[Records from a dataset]
——

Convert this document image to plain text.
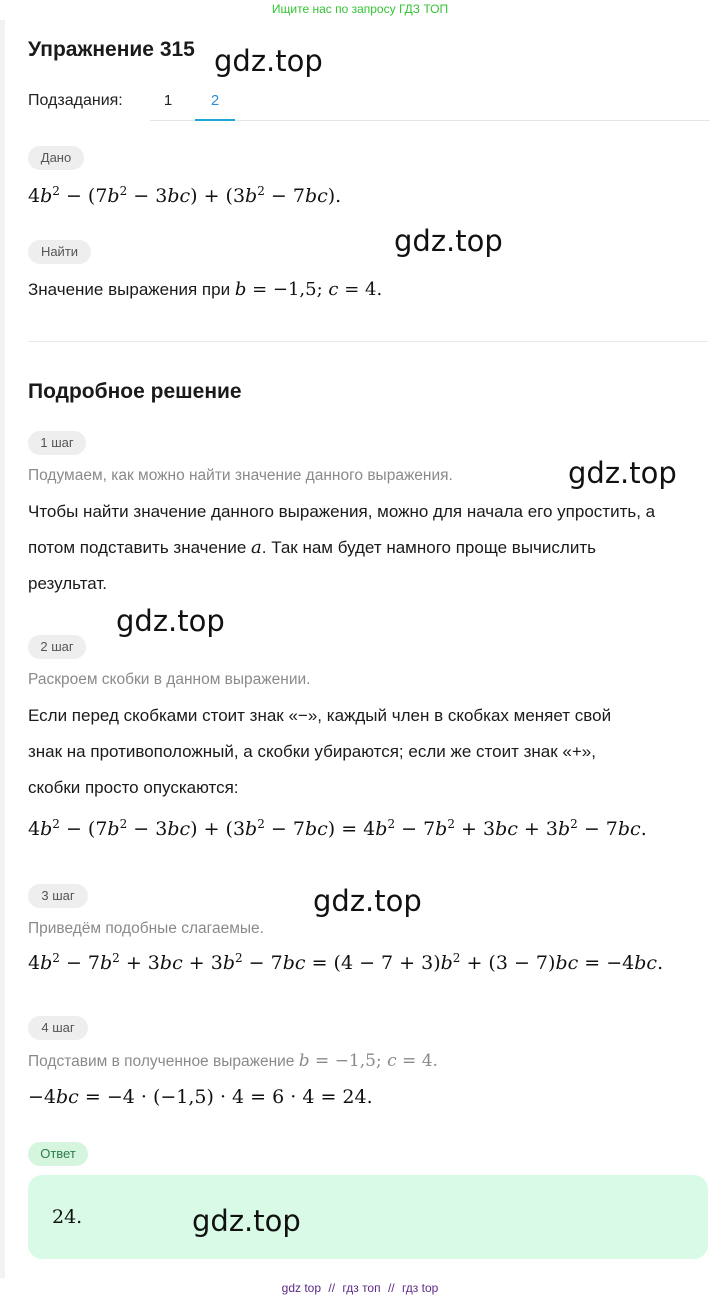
Ищите нас по запросу ГДЗ ТОП
Упражнение 315 gdz.top
Подзадания:	1	2
Дано
$4b^2 - (7b^2 - 3bc) + (3b^2 - 7bc)$.
Найти	gdz.top
Значение выражения при b = −1,5; c = 4.
Подробное решение
1 шаг
Подумаем, как можно найти значение данного выражения.	gdz.top
Чтобы найти значение данного выражения, можно для начала его упростить, а
потом подставить значение a. Так нам будет намного проще вычислить
результат.
gdz.top
2 шаг
Раскроем скобки в данном выражении.
Если перед скобками стоит знак «−», каждый член в скобках меняет свой
знак на противоположный, а скобки убираются; если же стоит знак «+»,
скобки просто опускаются:
$4b^2 - (7b^2 - 3bc) + (3b^2 - 7bc) = 4b^2 - 7b^2 + 3bc + 3b^2 - 7bc$.
3 шаг	gdz.top
Приведём подобные слагаемые.
$4b^2 - 7b^2 + 3bc + 3b^2 - 7bc = (4 - 7 + 3)b^2 + (3 - 7)bc = -4bc$.
4 шаг
Подставим в полученное выражение b = −1,5; c = 4.
−4bc = −4 · (−1,5) · 4 = 6 · 4 = 24.
Ответ
24.	gdz.top
gdz top // гдз топ // гдз top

——

[The task] Select and copy every line from the records that includes the word "стоит".

[Result]
Если перед скобками стоит знак «−», каждый член в скобках меняет свой
знак на противоположный, а скобки убираются; если же стоит знак «+»,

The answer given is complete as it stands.